Many of the advanced features of this package, such as defun*, loop, and setf, are implemented as Lisp macros. In byte-compiled code, these complex notations will be expanded into equivalent Lisp code which is simple and efficient. For example, the forms

(incf i n)
(push x (car p))

are expanded at compile-time to the Lisp forms

(setq i (+ i n))
(setcar p (cons x (car p)))

which are the most efficient ways of doing these respective operations in Lisp. Thus, there is no performance penalty for using the more readable incf and push forms in your compiled code.

Interpreted code, on the other hand, must expand these macros every time they are executed. For this reason it is strongly recommended that code making heavy use of macros be compiled. (The features labelled “Special Form” instead of “Function” in this manual are macros.) A loop using incf a hundred times will execute considerably faster if compiled, and will also garbage-collect less because the macro expansion will not have to be generated, used, and thrown away a hundred times.
********
Decide whether each statement agrees with the text on Lisp macros, answering yes or no and quoting the deciding words: 1. In compiled code, the form (incf i n) becomes (setq i (+ i n)) at compile time. 2. Interpreted code expands a macro only the first time it runs. 3. Features labelled "Special Form" in the manual are macros.

(Element and region data)
********
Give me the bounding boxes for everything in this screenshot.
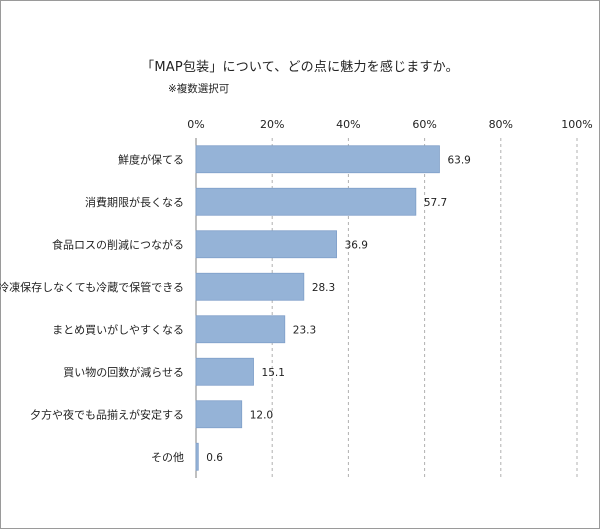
category-label-5: 買い物の回数が減らせる [63, 365, 184, 379]
bar-1 [195, 187, 417, 216]
value-label-7: 0.6 [206, 452, 223, 464]
value-label-2: 36.9 [345, 239, 368, 251]
value-label-4: 23.3 [293, 324, 316, 336]
category-label-2: 食品ロスの削減につながる [52, 237, 184, 251]
value-labels: 63.9 57.7 36.9 28.3 23.3 15.1 12.0 0.6 [206, 154, 471, 464]
bars [195, 145, 440, 471]
bar-6 [195, 400, 243, 429]
x-tick-label-100: 100% [561, 118, 592, 131]
x-tick-label-60: 60% [412, 118, 436, 131]
category-label-6: 夕方や夜でも品揃えが安定する [30, 407, 184, 421]
bar-2 [195, 230, 337, 259]
category-label-3: 冷凍保存しなくても冷蔵で保管できる [0, 280, 184, 294]
value-label-6: 12.0 [250, 409, 273, 421]
chart-title: 「MAP包装」について、どの点に魅力を感じますか。 [141, 60, 459, 75]
x-tick-label-40: 40% [336, 118, 360, 131]
category-label-4: まとめ買いがしやすくなる [52, 322, 184, 336]
category-label-0: 鮮度が保てる [118, 152, 184, 166]
chart-subtitle: ※複数選択可 [168, 83, 230, 95]
bar-0 [195, 145, 440, 174]
bar-3 [195, 272, 305, 301]
value-label-3: 28.3 [312, 282, 335, 294]
category-label-1: 消費期限が長くなる [85, 195, 184, 209]
category-label-7: その他 [151, 451, 184, 464]
bar-4 [195, 315, 286, 344]
x-axis-ticks: 0% 20% 40% 60% 80% 100% [187, 118, 592, 131]
value-label-1: 57.7 [424, 197, 447, 209]
bar-7 [195, 442, 199, 471]
x-tick-label-80: 80% [489, 118, 513, 131]
category-labels: 鮮度が保てる消費期限が長くなる食品ロスの削減につながる冷凍保存しなくても冷蔵で保… [0, 152, 184, 464]
x-tick-label-0: 0% [187, 118, 204, 131]
bar-5 [195, 357, 254, 386]
value-label-0: 63.9 [447, 154, 470, 166]
value-label-5: 15.1 [262, 367, 285, 379]
x-tick-label-20: 20% [260, 118, 284, 131]
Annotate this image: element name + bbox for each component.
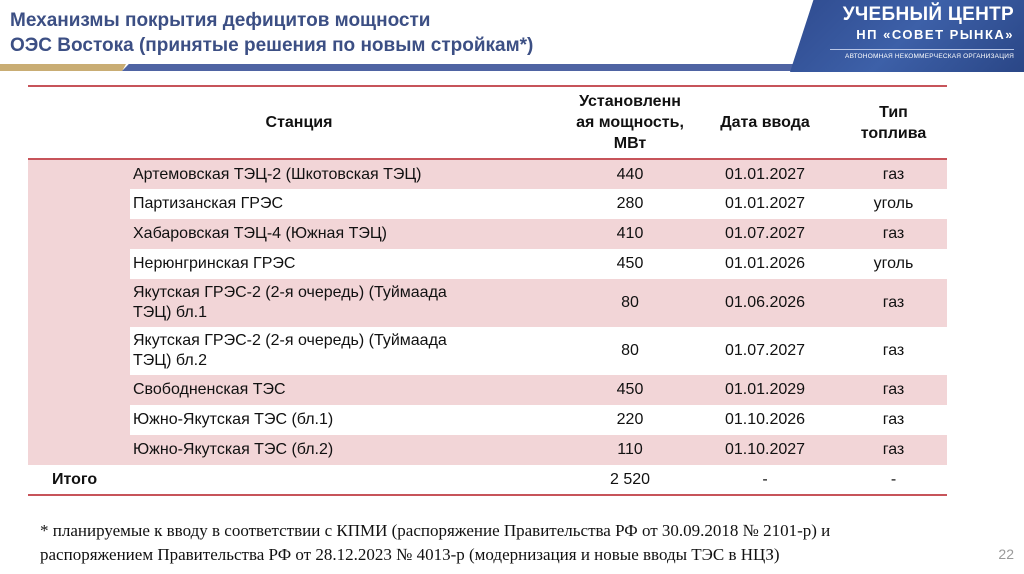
total-row: Итого 2 520 - -	[28, 465, 947, 496]
capacity-value: 440	[570, 159, 690, 189]
fuel-value: газ	[840, 219, 947, 249]
table-row: Якутская ГРЭС-2 (2-я очередь) (Туймаада …	[28, 327, 947, 375]
table-row: Свободненская ТЭС 450 01.01.2029 газ	[28, 375, 947, 405]
footnote: * планируемые к вводу в соответствии с К…	[40, 519, 970, 567]
fuel-value: газ	[840, 159, 947, 189]
capacity-value: 280	[570, 189, 690, 219]
capacity-value: 410	[570, 219, 690, 249]
date-value: 01.06.2026	[690, 279, 840, 327]
new-construction-table: Станция Установленн ая мощность, МВт Дат…	[28, 85, 947, 496]
station-name: Южно-Якутская ТЭС (бл.1)	[130, 405, 570, 435]
capacity-value: 80	[570, 327, 690, 375]
table-row: Нерюнгринская ГРЭС 450 01.01.2026 уголь	[28, 249, 947, 279]
capacity-value: 110	[570, 435, 690, 465]
logo-training-center: УЧЕБНЫЙ ЦЕНТР НП «СОВЕТ РЫНКА» АВТОНОМНА…	[790, 0, 1024, 72]
station-name: Артемовская ТЭЦ-2 (Шкотовская ТЭЦ)	[130, 159, 570, 189]
col-header-capacity-l2: ая мощность,	[576, 114, 684, 131]
table-header-row: Станция Установленн ая мощность, МВт Дат…	[28, 85, 947, 160]
col-header-fuel: Тип топлива	[840, 85, 947, 160]
logo-line-3: АВТОНОМНАЯ НЕКОММЕРЧЕСКАЯ ОРГАНИЗАЦИЯ	[845, 53, 1014, 60]
station-name: Якутская ГРЭС-2 (2-я очередь) (Туймаада …	[130, 327, 570, 375]
total-fuel: -	[840, 465, 947, 496]
date-value: 01.01.2029	[690, 375, 840, 405]
footnote-line-2: распоряжением Правительства РФ от 28.12.…	[40, 545, 780, 564]
date-value: 01.10.2026	[690, 405, 840, 435]
station-name: Свободненская ТЭС	[130, 375, 570, 405]
title-underline-gold	[0, 64, 126, 71]
fuel-value: газ	[840, 435, 947, 465]
station-name: Якутская ГРЭС-2 (2-я очередь) (Туймаада …	[130, 279, 570, 327]
fuel-value: газ	[840, 279, 947, 327]
table-row: Якутская ГРЭС-2 (2-я очередь) (Туймаада …	[28, 279, 947, 327]
title-line-1: Механизмы покрытия дефицитов мощности	[10, 10, 431, 31]
fuel-value: газ	[840, 375, 947, 405]
col-header-capacity-l1: Установленн	[579, 93, 681, 110]
station-name: Партизанская ГРЭС	[130, 189, 570, 219]
station-name: Хабаровская ТЭЦ-4 (Южная ТЭЦ)	[130, 219, 570, 249]
capacity-value: 80	[570, 279, 690, 327]
total-date: -	[690, 465, 840, 496]
fuel-value: газ	[840, 327, 947, 375]
station-name-l2: ТЭЦ) бл.1	[133, 304, 208, 321]
date-value: 01.07.2027	[690, 219, 840, 249]
fuel-value: уголь	[840, 249, 947, 279]
table-row: Южно-Якутская ТЭС (бл.1) 220 01.10.2026 …	[28, 405, 947, 435]
capacity-value: 450	[570, 249, 690, 279]
title-line-2: ОЭС Востока (принятые решения по новым с…	[10, 35, 534, 56]
capacity-value: 450	[570, 375, 690, 405]
date-value: 01.01.2027	[690, 159, 840, 189]
col-header-fuel-l1: Тип	[879, 103, 908, 121]
station-name: Южно-Якутская ТЭС (бл.2)	[130, 435, 570, 465]
col-header-capacity-l3: МВт	[613, 135, 647, 152]
fuel-value: газ	[840, 405, 947, 435]
date-value: 01.01.2027	[690, 189, 840, 219]
date-value: 01.01.2026	[690, 249, 840, 279]
col-header-capacity: Установленн ая мощность, МВт	[570, 85, 690, 160]
capacity-value: 220	[570, 405, 690, 435]
table-row: Южно-Якутская ТЭС (бл.2) 110 01.10.2027 …	[28, 435, 947, 465]
table-row: Артемовская ТЭЦ-2 (Шкотовская ТЭЦ) 440 0…	[28, 159, 947, 465]
title-underline-blue	[122, 64, 802, 71]
station-name-l1: Якутская ГРЭС-2 (2-я очередь) (Туймаада	[133, 284, 447, 301]
total-label: Итого	[28, 465, 570, 496]
page-number: 22	[998, 546, 1014, 562]
date-value: 01.07.2027	[690, 327, 840, 375]
col-header-fuel-l2: топлива	[860, 124, 927, 142]
footnote-line-1: * планируемые к вводу в соответствии с К…	[40, 521, 831, 540]
col-header-date: Дата ввода	[690, 85, 840, 160]
total-capacity: 2 520	[570, 465, 690, 496]
station-name-l2: ТЭЦ) бл.2	[133, 352, 208, 369]
group-cell	[28, 159, 130, 465]
date-value: 01.10.2027	[690, 435, 840, 465]
logo-line-1: УЧЕБНЫЙ ЦЕНТР	[842, 4, 1014, 25]
logo-line-2: НП «СОВЕТ РЫНКА»	[856, 27, 1014, 42]
station-name-l1: Якутская ГРЭС-2 (2-я очередь) (Туймаада	[133, 332, 447, 349]
table-row: Хабаровская ТЭЦ-4 (Южная ТЭЦ) 410 01.07.…	[28, 219, 947, 249]
fuel-value: уголь	[840, 189, 947, 219]
slide-title: Механизмы покрытия дефицитов мощности ОЭ…	[10, 8, 533, 58]
col-header-station: Станция	[28, 85, 570, 160]
station-name: Нерюнгринская ГРЭС	[130, 249, 570, 279]
logo-divider	[830, 49, 1014, 50]
table-row: Партизанская ГРЭС 280 01.01.2027 уголь	[28, 189, 947, 219]
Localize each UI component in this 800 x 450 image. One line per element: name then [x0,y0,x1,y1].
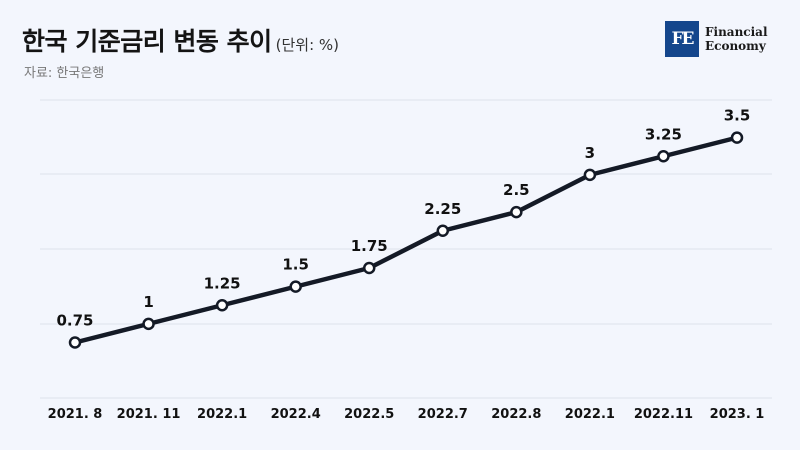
********
[Final result]
1. Yes: "are expanded at compile-time to the Lisp forms (setq i (+ i n))"
2. No: "Interpreted code, on the other hand, must expand these macros every time they are executed."
3. Yes: "The features labelled “Special Form” instead of “Function” in this manual are macros."